What to do:
In the records below, find the line with "What text is on this page?" and repeat it and every line after it, exactly, without any pictures.

Records for the task:
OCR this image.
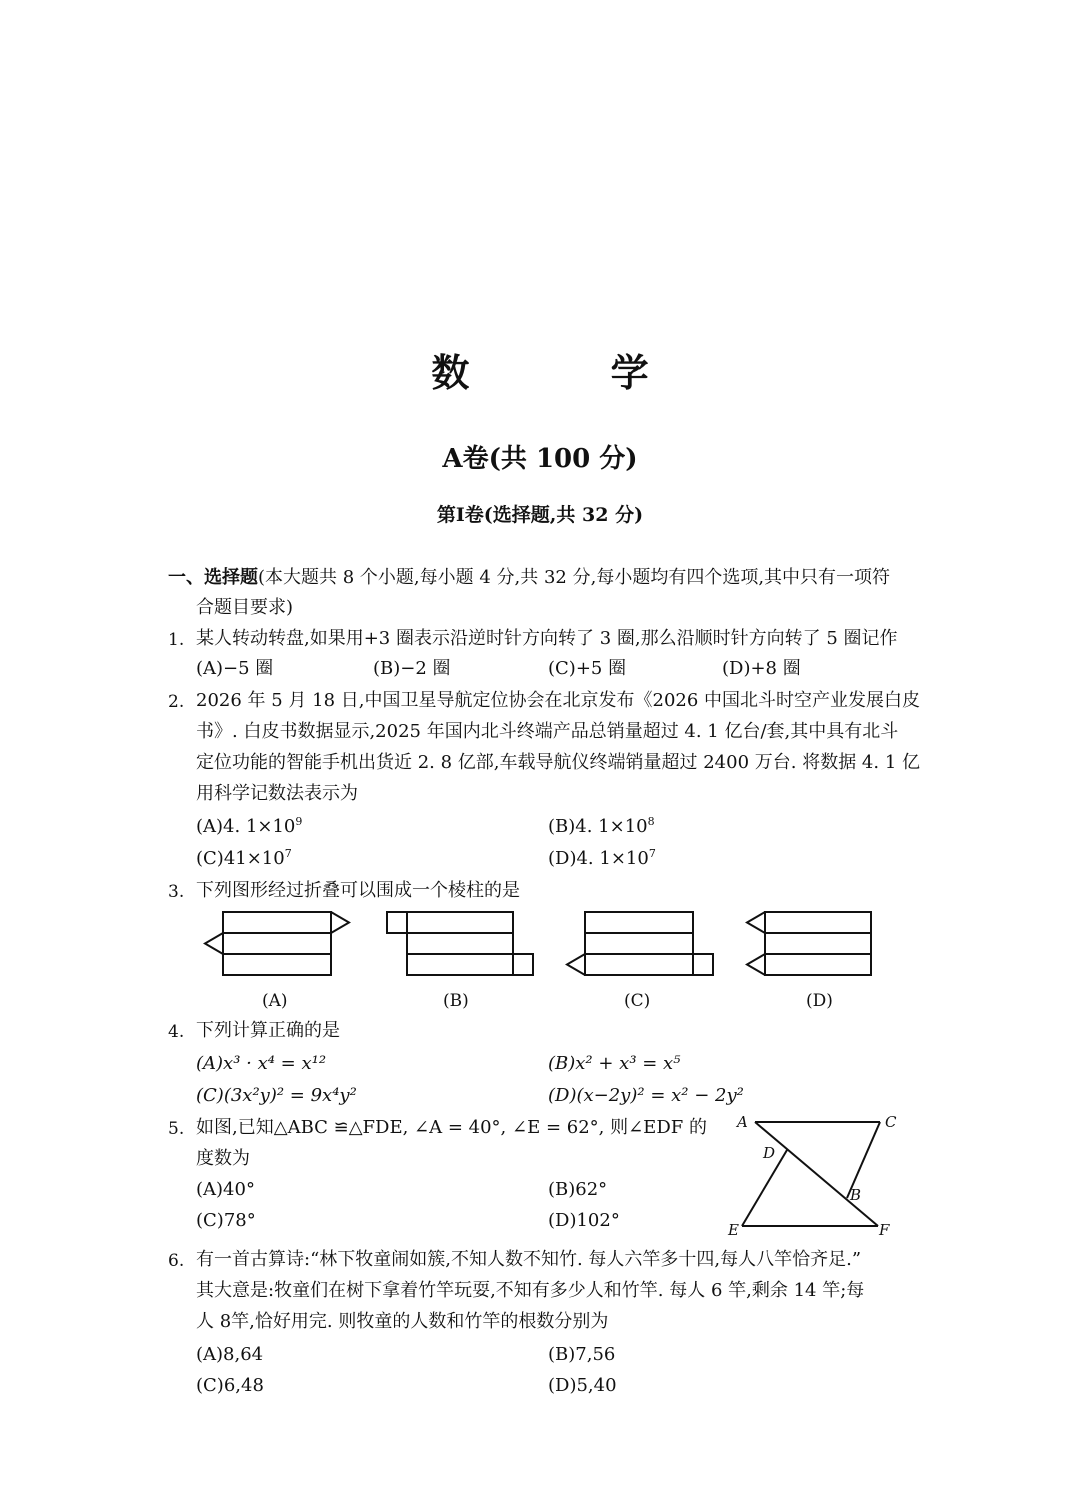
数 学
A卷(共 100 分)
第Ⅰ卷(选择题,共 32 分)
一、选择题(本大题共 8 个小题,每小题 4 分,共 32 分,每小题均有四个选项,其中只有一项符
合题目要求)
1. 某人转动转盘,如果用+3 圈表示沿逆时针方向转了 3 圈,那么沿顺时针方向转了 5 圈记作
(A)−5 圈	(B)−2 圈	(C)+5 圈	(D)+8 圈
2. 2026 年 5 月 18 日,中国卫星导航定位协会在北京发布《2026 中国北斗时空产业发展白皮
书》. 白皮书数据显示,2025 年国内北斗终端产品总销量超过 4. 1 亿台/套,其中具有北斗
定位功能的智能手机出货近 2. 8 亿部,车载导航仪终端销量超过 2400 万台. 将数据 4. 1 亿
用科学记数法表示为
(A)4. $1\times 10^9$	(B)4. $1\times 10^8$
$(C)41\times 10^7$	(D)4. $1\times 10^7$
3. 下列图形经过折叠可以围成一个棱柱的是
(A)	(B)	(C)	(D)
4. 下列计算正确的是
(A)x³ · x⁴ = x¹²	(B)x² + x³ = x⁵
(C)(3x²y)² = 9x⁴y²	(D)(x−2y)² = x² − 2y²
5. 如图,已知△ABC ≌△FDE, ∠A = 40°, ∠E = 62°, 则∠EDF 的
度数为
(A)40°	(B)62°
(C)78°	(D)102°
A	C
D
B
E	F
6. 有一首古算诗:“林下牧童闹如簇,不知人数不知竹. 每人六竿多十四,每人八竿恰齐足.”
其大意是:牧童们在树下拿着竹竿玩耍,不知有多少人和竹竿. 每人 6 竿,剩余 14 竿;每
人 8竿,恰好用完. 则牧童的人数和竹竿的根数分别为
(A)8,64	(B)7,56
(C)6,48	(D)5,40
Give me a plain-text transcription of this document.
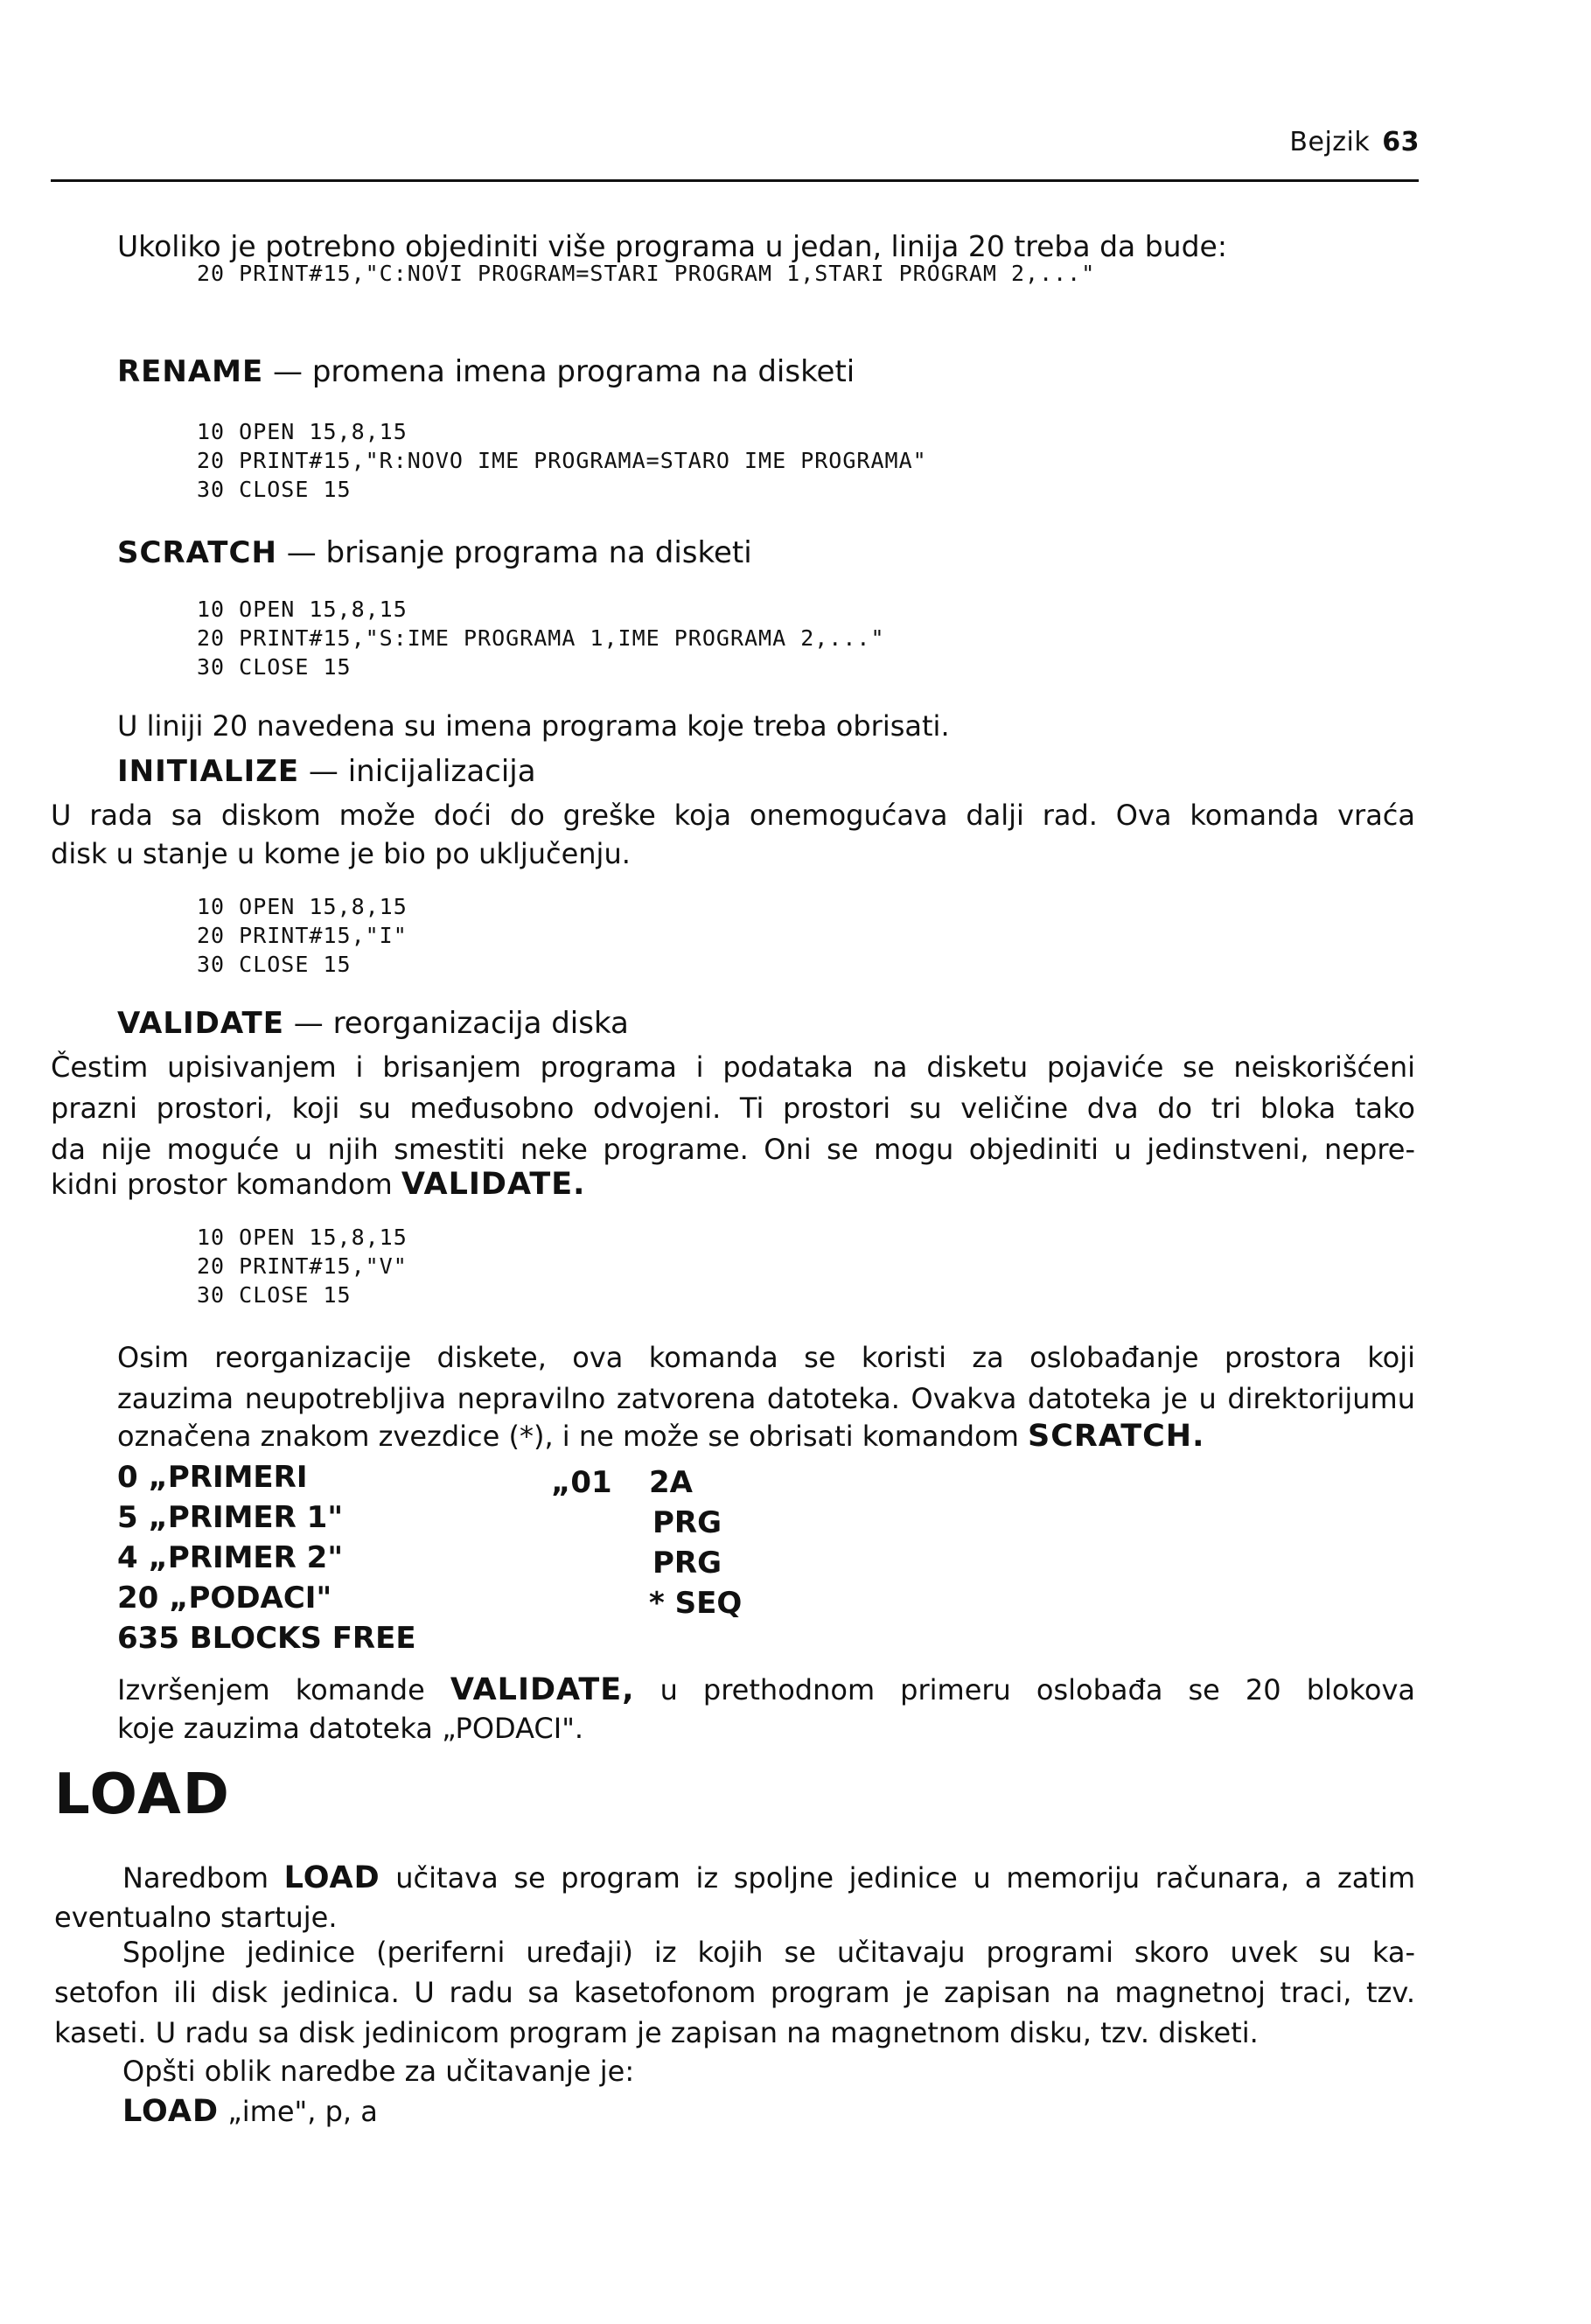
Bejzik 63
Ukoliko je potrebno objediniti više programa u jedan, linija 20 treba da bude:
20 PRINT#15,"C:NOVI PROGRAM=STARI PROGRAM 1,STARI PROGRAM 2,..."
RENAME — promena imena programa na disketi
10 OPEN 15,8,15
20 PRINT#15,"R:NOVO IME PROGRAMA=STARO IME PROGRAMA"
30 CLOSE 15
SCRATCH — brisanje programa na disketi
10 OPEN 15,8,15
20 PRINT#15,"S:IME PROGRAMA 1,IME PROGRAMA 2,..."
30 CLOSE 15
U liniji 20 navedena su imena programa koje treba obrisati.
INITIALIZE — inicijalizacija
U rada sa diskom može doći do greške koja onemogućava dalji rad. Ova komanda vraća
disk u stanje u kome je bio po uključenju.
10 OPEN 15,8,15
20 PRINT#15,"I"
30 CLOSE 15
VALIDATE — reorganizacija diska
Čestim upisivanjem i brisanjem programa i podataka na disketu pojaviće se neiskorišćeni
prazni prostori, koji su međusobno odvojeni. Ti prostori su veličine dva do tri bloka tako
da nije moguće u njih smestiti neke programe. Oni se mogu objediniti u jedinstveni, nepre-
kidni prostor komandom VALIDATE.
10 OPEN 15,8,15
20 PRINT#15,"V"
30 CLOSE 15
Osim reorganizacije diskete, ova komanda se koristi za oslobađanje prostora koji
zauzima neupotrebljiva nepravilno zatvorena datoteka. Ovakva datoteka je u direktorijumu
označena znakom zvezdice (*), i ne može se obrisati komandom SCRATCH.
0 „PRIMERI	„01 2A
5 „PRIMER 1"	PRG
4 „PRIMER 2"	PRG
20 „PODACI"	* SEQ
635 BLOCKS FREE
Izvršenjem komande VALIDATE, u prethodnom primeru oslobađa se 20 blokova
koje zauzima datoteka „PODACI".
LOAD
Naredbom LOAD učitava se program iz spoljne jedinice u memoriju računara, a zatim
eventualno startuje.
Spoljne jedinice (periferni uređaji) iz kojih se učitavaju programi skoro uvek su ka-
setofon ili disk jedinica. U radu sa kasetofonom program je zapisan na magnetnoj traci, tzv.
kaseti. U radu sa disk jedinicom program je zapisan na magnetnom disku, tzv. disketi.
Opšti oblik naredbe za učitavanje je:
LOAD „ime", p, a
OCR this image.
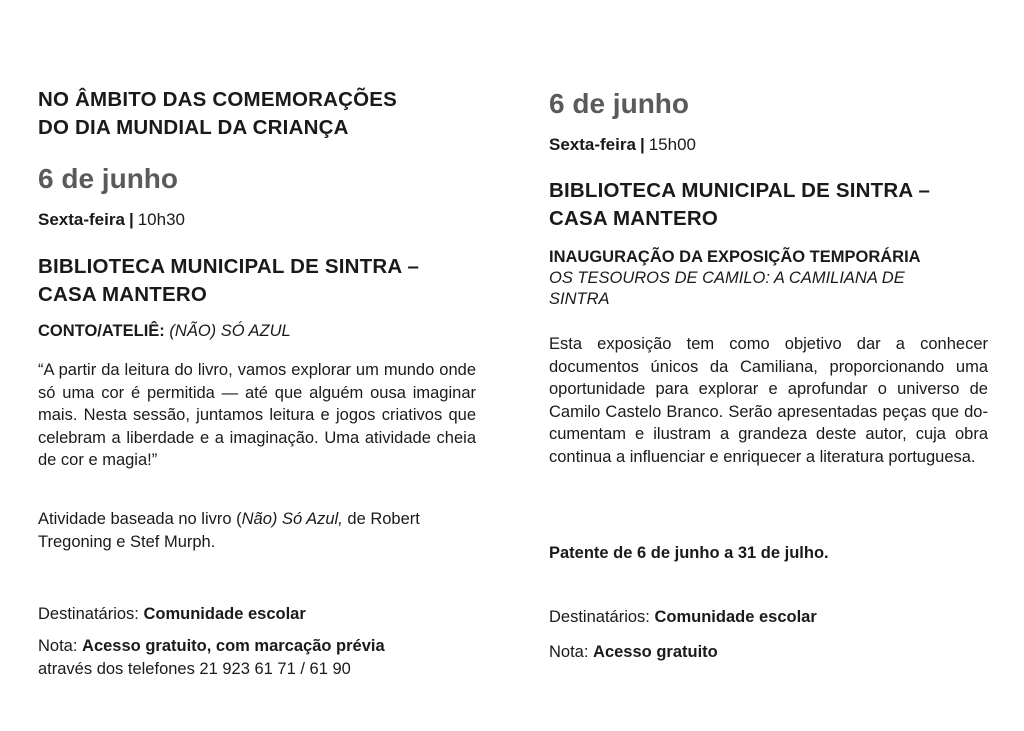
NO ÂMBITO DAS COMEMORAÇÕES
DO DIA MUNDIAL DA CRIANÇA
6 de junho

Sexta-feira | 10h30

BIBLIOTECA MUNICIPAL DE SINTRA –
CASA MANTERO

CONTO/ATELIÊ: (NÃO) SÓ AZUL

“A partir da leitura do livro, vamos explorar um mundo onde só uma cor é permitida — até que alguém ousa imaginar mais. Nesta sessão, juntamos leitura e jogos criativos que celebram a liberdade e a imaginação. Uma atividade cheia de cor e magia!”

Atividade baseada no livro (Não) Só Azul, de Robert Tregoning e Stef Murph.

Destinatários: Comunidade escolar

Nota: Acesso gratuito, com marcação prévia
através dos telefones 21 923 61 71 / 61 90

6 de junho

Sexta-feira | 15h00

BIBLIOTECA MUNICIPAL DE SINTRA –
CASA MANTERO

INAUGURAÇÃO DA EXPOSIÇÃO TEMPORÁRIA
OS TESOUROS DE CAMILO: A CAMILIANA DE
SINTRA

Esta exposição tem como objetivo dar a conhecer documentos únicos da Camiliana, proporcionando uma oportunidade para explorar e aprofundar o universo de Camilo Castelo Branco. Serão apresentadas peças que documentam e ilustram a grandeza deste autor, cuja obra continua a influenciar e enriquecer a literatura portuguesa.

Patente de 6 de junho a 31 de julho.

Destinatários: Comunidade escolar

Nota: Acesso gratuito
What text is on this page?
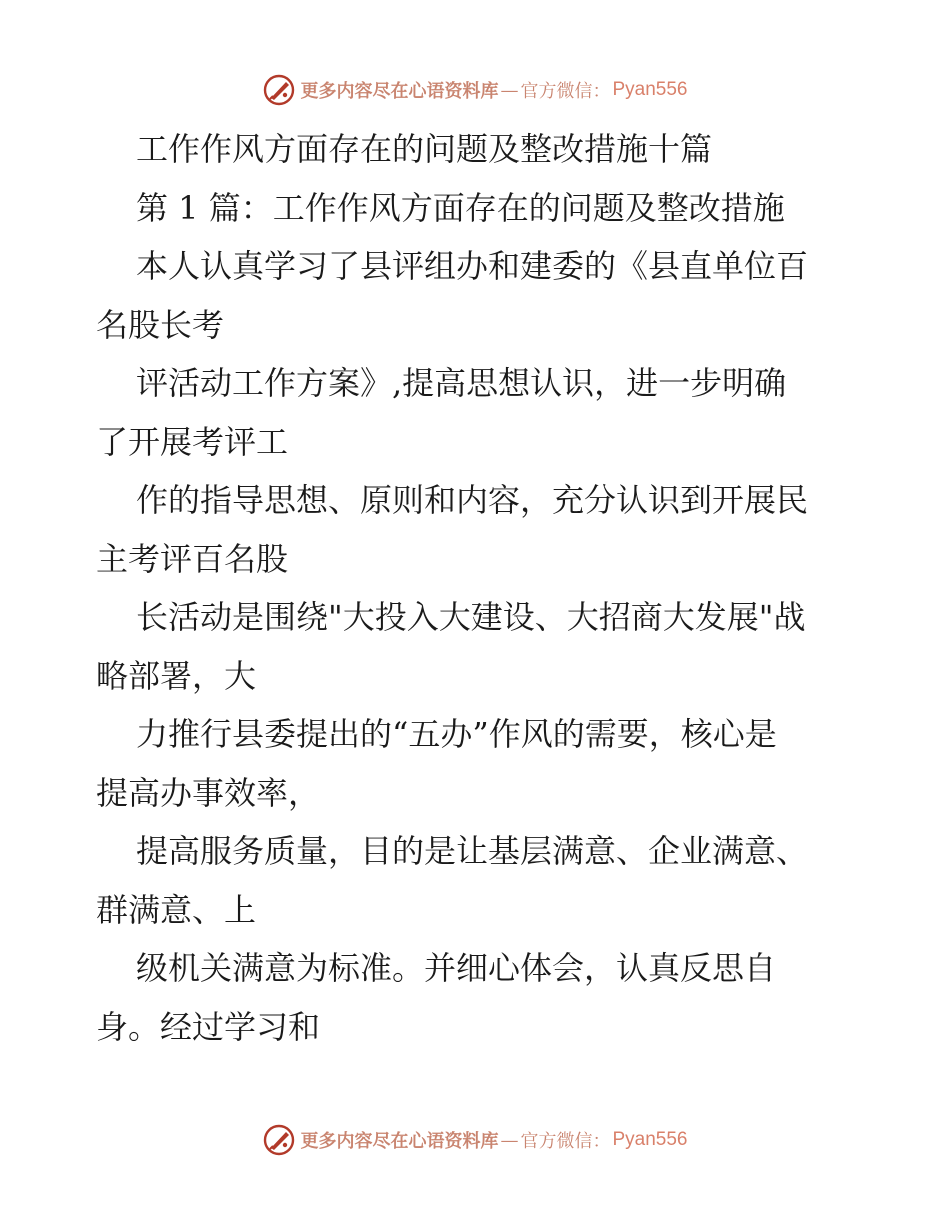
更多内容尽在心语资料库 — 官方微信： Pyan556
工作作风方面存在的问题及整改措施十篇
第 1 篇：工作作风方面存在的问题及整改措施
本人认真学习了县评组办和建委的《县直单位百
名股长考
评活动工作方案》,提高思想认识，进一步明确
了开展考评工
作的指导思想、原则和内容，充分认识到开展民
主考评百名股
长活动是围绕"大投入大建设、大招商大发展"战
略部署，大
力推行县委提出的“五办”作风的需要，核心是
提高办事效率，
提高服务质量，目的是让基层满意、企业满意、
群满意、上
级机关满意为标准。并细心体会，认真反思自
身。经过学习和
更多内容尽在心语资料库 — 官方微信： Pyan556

Result for this exercise:
What text is on this page?
更多内容尽在心语资料库 — 官方微信： Pyan556
工作作风方面存在的问题及整改措施十篇
第 1 篇：工作作风方面存在的问题及整改措施
本人认真学习了县评组办和建委的《县直单位百
名股长考
评活动工作方案》,提高思想认识，进一步明确
了开展考评工
作的指导思想、原则和内容，充分认识到开展民
主考评百名股
长活动是围绕"大投入大建设、大招商大发展"战
略部署，大
力推行县委提出的“五办”作风的需要，核心是
提高办事效率，
提高服务质量，目的是让基层满意、企业满意、
群满意、上
级机关满意为标准。并细心体会，认真反思自
身。经过学习和
更多内容尽在心语资料库 — 官方微信： Pyan556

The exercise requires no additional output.